--- Required task ---
Print the listing as it stands, omitting all images.
____________
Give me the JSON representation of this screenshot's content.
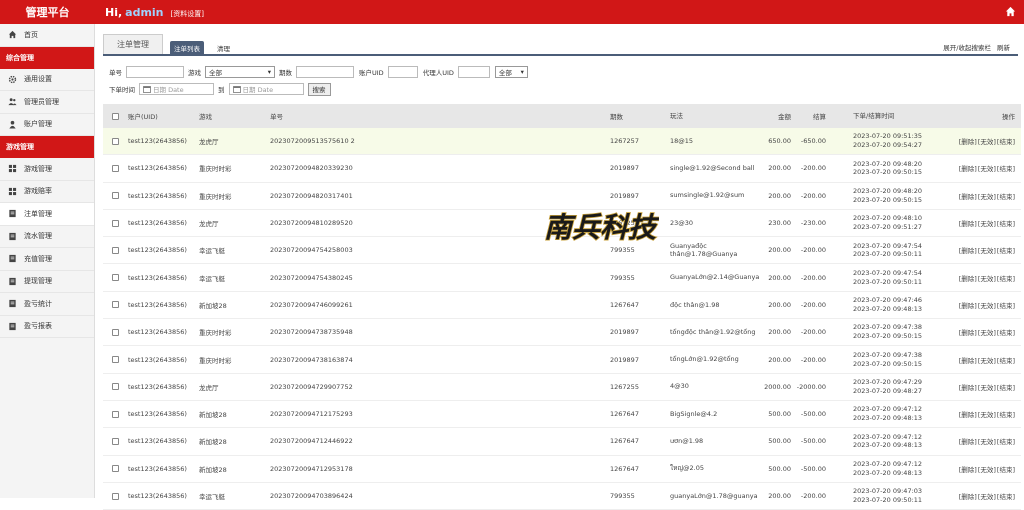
{
  "topbar": {
    "brand": "管理平台",
    "greeting": "Hi,",
    "username": "admin",
    "profile_link": "[资料设置]",
    "home_icon": "home-icon"
  },
  "sidebar": {
    "home": "首页",
    "section1": "综合管理",
    "items1": [
      {
        "label": "通用设置",
        "icon": "gear-icon"
      },
      {
        "label": "管理员管理",
        "icon": "users-icon"
      },
      {
        "label": "账户管理",
        "icon": "user-icon"
      }
    ],
    "section2": "游戏管理",
    "items2": [
      {
        "label": "游戏管理",
        "icon": "grid-icon"
      },
      {
        "label": "游戏赔率",
        "icon": "grid-icon"
      },
      {
        "label": "注单管理",
        "icon": "doc-icon"
      },
      {
        "label": "流水管理",
        "icon": "doc-icon"
      },
      {
        "label": "充值管理",
        "icon": "doc-icon"
      },
      {
        "label": "提现管理",
        "icon": "doc-icon"
      },
      {
        "label": "盈亏统计",
        "icon": "doc-icon"
      },
      {
        "label": "盈亏报表",
        "icon": "doc-icon"
      }
    ]
  },
  "tabs": {
    "main": "注单管理",
    "sub_active": "注单列表",
    "sub_other": "清理",
    "links": [
      "展开/收起搜索栏",
      "刷新"
    ]
  },
  "filter": {
    "order_no_label": "单号",
    "game_label": "游戏",
    "game_value": "全部",
    "period_label": "期数",
    "uid_label": "账户UID",
    "agent_uid_label": "代理人UID",
    "agent_select_value": "全部",
    "time_label": "下单时间",
    "date_from_placeholder": "日期 Date",
    "to_label": "到",
    "date_to_placeholder": "日期 Date",
    "search_button": "搜索"
  },
  "table": {
    "headers": [
      "账户(UID)",
      "游戏",
      "单号",
      "期数",
      "玩法",
      "金额",
      "结算",
      "下单/结算时间",
      "操作"
    ],
    "actions": [
      "[删除]",
      "[无效]",
      "[结束]"
    ],
    "rows": [
      {
        "account": "test123(2643856)",
        "game": "龙虎厅",
        "order_no": "2023072009513575610 2",
        "period": "1267257",
        "play": "18@15",
        "amount": "650.00",
        "settle": "-650.00",
        "t1": "2023-07-20 09:51:35",
        "t2": "2023-07-20 09:54:27"
      },
      {
        "account": "test123(2643856)",
        "game": "重庆时时彩",
        "order_no": "20230720094820339230",
        "period": "2019897",
        "play": "single@1.92@Second ball",
        "amount": "200.00",
        "settle": "-200.00",
        "t1": "2023-07-20 09:48:20",
        "t2": "2023-07-20 09:50:15"
      },
      {
        "account": "test123(2643856)",
        "game": "重庆时时彩",
        "order_no": "20230720094820317401",
        "period": "2019897",
        "play": "sumsingle@1.92@sum",
        "amount": "200.00",
        "settle": "-200.00",
        "t1": "2023-07-20 09:48:20",
        "t2": "2023-07-20 09:50:15"
      },
      {
        "account": "test123(2643856)",
        "game": "龙虎厅",
        "order_no": "20230720094810289520",
        "period": "1267256",
        "play": "23@30",
        "amount": "230.00",
        "settle": "-230.00",
        "t1": "2023-07-20 09:48:10",
        "t2": "2023-07-20 09:51:27"
      },
      {
        "account": "test123(2643856)",
        "game": "幸运飞艇",
        "order_no": "20230720094754258003",
        "period": "799355",
        "play": "Guanyađộc thân@1.78@Guanya",
        "amount": "200.00",
        "settle": "-200.00",
        "t1": "2023-07-20 09:47:54",
        "t2": "2023-07-20 09:50:11"
      },
      {
        "account": "test123(2643856)",
        "game": "幸运飞艇",
        "order_no": "20230720094754380245",
        "period": "799355",
        "play": "GuanyaLớn@2.14@Guanya",
        "amount": "200.00",
        "settle": "-200.00",
        "t1": "2023-07-20 09:47:54",
        "t2": "2023-07-20 09:50:11"
      },
      {
        "account": "test123(2643856)",
        "game": "新加坡28",
        "order_no": "20230720094746099261",
        "period": "1267647",
        "play": "độc thân@1.98",
        "amount": "200.00",
        "settle": "-200.00",
        "t1": "2023-07-20 09:47:46",
        "t2": "2023-07-20 09:48:13"
      },
      {
        "account": "test123(2643856)",
        "game": "重庆时时彩",
        "order_no": "20230720094738735948",
        "period": "2019897",
        "play": "tổngđộc thân@1.92@tổng",
        "amount": "200.00",
        "settle": "-200.00",
        "t1": "2023-07-20 09:47:38",
        "t2": "2023-07-20 09:50:15"
      },
      {
        "account": "test123(2643856)",
        "game": "重庆时时彩",
        "order_no": "20230720094738163874",
        "period": "2019897",
        "play": "tổngLớn@1.92@tổng",
        "amount": "200.00",
        "settle": "-200.00",
        "t1": "2023-07-20 09:47:38",
        "t2": "2023-07-20 09:50:15"
      },
      {
        "account": "test123(2643856)",
        "game": "龙虎厅",
        "order_no": "20230720094729907752",
        "period": "1267255",
        "play": "4@30",
        "amount": "2000.00",
        "settle": "-2000.00",
        "t1": "2023-07-20 09:47:29",
        "t2": "2023-07-20 09:48:27"
      },
      {
        "account": "test123(2643856)",
        "game": "新加坡28",
        "order_no": "20230720094712175293",
        "period": "1267647",
        "play": "BigSignle@4.2",
        "amount": "500.00",
        "settle": "-500.00",
        "t1": "2023-07-20 09:47:12",
        "t2": "2023-07-20 09:48:13"
      },
      {
        "account": "test123(2643856)",
        "game": "新加坡28",
        "order_no": "20230720094712446922",
        "period": "1267647",
        "play": "ươn@1.98",
        "amount": "500.00",
        "settle": "-500.00",
        "t1": "2023-07-20 09:47:12",
        "t2": "2023-07-20 09:48:13"
      },
      {
        "account": "test123(2643856)",
        "game": "新加坡28",
        "order_no": "20230720094712953178",
        "period": "1267647",
        "play": "ใหญ่@2.05",
        "amount": "500.00",
        "settle": "-500.00",
        "t1": "2023-07-20 09:47:12",
        "t2": "2023-07-20 09:48:13"
      },
      {
        "account": "test123(2643856)",
        "game": "幸运飞艇",
        "order_no": "20230720094703896424",
        "period": "799355",
        "play": "guanyaLớn@1.78@guanya",
        "amount": "200.00",
        "settle": "-200.00",
        "t1": "2023-07-20 09:47:03",
        "t2": "2023-07-20 09:50:11"
      }
    ]
  },
  "watermark": {
    "text": "南兵科技"
  },
  "colors": {
    "brand_red": "#d11717",
    "tab_blue": "#4b5d78",
    "highlight_row": "#f7fbe8"
  }
}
____________
--- Output for this exercise ---
Give me the JSON representation of this screenshot's content.
{
  "topbar": {
    "brand": "管理平台",
    "greeting": "Hi,",
    "username": "admin",
    "profile_link": "[资料设置]",
    "home_icon": "home-icon"
  },
  "sidebar": {
    "home": "首页",
    "section1": "综合管理",
    "items1": [
      {
        "label": "通用设置",
        "icon": "gear-icon"
      },
      {
        "label": "管理员管理",
        "icon": "users-icon"
      },
      {
        "label": "账户管理",
        "icon": "user-icon"
      }
    ],
    "section2": "游戏管理",
    "items2": [
      {
        "label": "游戏管理",
        "icon": "grid-icon"
      },
      {
        "label": "游戏赔率",
        "icon": "grid-icon"
      },
      {
        "label": "注单管理",
        "icon": "doc-icon"
      },
      {
        "label": "流水管理",
        "icon": "doc-icon"
      },
      {
        "label": "充值管理",
        "icon": "doc-icon"
      },
      {
        "label": "提现管理",
        "icon": "doc-icon"
      },
      {
        "label": "盈亏统计",
        "icon": "doc-icon"
      },
      {
        "label": "盈亏报表",
        "icon": "doc-icon"
      }
    ]
  },
  "tabs": {
    "main": "注单管理",
    "sub_active": "注单列表",
    "sub_other": "清理",
    "links": [
      "展开/收起搜索栏",
      "刷新"
    ]
  },
  "filter": {
    "order_no_label": "单号",
    "game_label": "游戏",
    "game_value": "全部",
    "period_label": "期数",
    "uid_label": "账户UID",
    "agent_uid_label": "代理人UID",
    "agent_select_value": "全部",
    "time_label": "下单时间",
    "date_from_placeholder": "日期 Date",
    "to_label": "到",
    "date_to_placeholder": "日期 Date",
    "search_button": "搜索"
  },
  "table": {
    "headers": [
      "账户(UID)",
      "游戏",
      "单号",
      "期数",
      "玩法",
      "金额",
      "结算",
      "下单/结算时间",
      "操作"
    ],
    "actions": [
      "[删除]",
      "[无效]",
      "[结束]"
    ],
    "rows": [
      {
        "account": "test123(2643856)",
        "game": "龙虎厅",
        "order_no": "2023072009513575610 2",
        "period": "1267257",
        "play": "18@15",
        "amount": "650.00",
        "settle": "-650.00",
        "t1": "2023-07-20 09:51:35",
        "t2": "2023-07-20 09:54:27"
      },
      {
        "account": "test123(2643856)",
        "game": "重庆时时彩",
        "order_no": "20230720094820339230",
        "period": "2019897",
        "play": "single@1.92@Second ball",
        "amount": "200.00",
        "settle": "-200.00",
        "t1": "2023-07-20 09:48:20",
        "t2": "2023-07-20 09:50:15"
      },
      {
        "account": "test123(2643856)",
        "game": "重庆时时彩",
        "order_no": "20230720094820317401",
        "period": "2019897",
        "play": "sumsingle@1.92@sum",
        "amount": "200.00",
        "settle": "-200.00",
        "t1": "2023-07-20 09:48:20",
        "t2": "2023-07-20 09:50:15"
      },
      {
        "account": "test123(2643856)",
        "game": "龙虎厅",
        "order_no": "20230720094810289520",
        "period": "1267256",
        "play": "23@30",
        "amount": "230.00",
        "settle": "-230.00",
        "t1": "2023-07-20 09:48:10",
        "t2": "2023-07-20 09:51:27"
      },
      {
        "account": "test123(2643856)",
        "game": "幸运飞艇",
        "order_no": "20230720094754258003",
        "period": "799355",
        "play": "Guanyađộc thân@1.78@Guanya",
        "amount": "200.00",
        "settle": "-200.00",
        "t1": "2023-07-20 09:47:54",
        "t2": "2023-07-20 09:50:11"
      },
      {
        "account": "test123(2643856)",
        "game": "幸运飞艇",
        "order_no": "20230720094754380245",
        "period": "799355",
        "play": "GuanyaLớn@2.14@Guanya",
        "amount": "200.00",
        "settle": "-200.00",
        "t1": "2023-07-20 09:47:54",
        "t2": "2023-07-20 09:50:11"
      },
      {
        "account": "test123(2643856)",
        "game": "新加坡28",
        "order_no": "20230720094746099261",
        "period": "1267647",
        "play": "độc thân@1.98",
        "amount": "200.00",
        "settle": "-200.00",
        "t1": "2023-07-20 09:47:46",
        "t2": "2023-07-20 09:48:13"
      },
      {
        "account": "test123(2643856)",
        "game": "重庆时时彩",
        "order_no": "20230720094738735948",
        "period": "2019897",
        "play": "tổngđộc thân@1.92@tổng",
        "amount": "200.00",
        "settle": "-200.00",
        "t1": "2023-07-20 09:47:38",
        "t2": "2023-07-20 09:50:15"
      },
      {
        "account": "test123(2643856)",
        "game": "重庆时时彩",
        "order_no": "20230720094738163874",
        "period": "2019897",
        "play": "tổngLớn@1.92@tổng",
        "amount": "200.00",
        "settle": "-200.00",
        "t1": "2023-07-20 09:47:38",
        "t2": "2023-07-20 09:50:15"
      },
      {
        "account": "test123(2643856)",
        "game": "龙虎厅",
        "order_no": "20230720094729907752",
        "period": "1267255",
        "play": "4@30",
        "amount": "2000.00",
        "settle": "-2000.00",
        "t1": "2023-07-20 09:47:29",
        "t2": "2023-07-20 09:48:27"
      },
      {
        "account": "test123(2643856)",
        "game": "新加坡28",
        "order_no": "20230720094712175293",
        "period": "1267647",
        "play": "BigSignle@4.2",
        "amount": "500.00",
        "settle": "-500.00",
        "t1": "2023-07-20 09:47:12",
        "t2": "2023-07-20 09:48:13"
      },
      {
        "account": "test123(2643856)",
        "game": "新加坡28",
        "order_no": "20230720094712446922",
        "period": "1267647",
        "play": "ươn@1.98",
        "amount": "500.00",
        "settle": "-500.00",
        "t1": "2023-07-20 09:47:12",
        "t2": "2023-07-20 09:48:13"
      },
      {
        "account": "test123(2643856)",
        "game": "新加坡28",
        "order_no": "20230720094712953178",
        "period": "1267647",
        "play": "ใหญ่@2.05",
        "amount": "500.00",
        "settle": "-500.00",
        "t1": "2023-07-20 09:47:12",
        "t2": "2023-07-20 09:48:13"
      },
      {
        "account": "test123(2643856)",
        "game": "幸运飞艇",
        "order_no": "20230720094703896424",
        "period": "799355",
        "play": "guanyaLớn@1.78@guanya",
        "amount": "200.00",
        "settle": "-200.00",
        "t1": "2023-07-20 09:47:03",
        "t2": "2023-07-20 09:50:11"
      }
    ]
  },
  "watermark": {
    "text": "南兵科技"
  },
  "colors": {
    "brand_red": "#d11717",
    "tab_blue": "#4b5d78",
    "highlight_row": "#f7fbe8"
  }
}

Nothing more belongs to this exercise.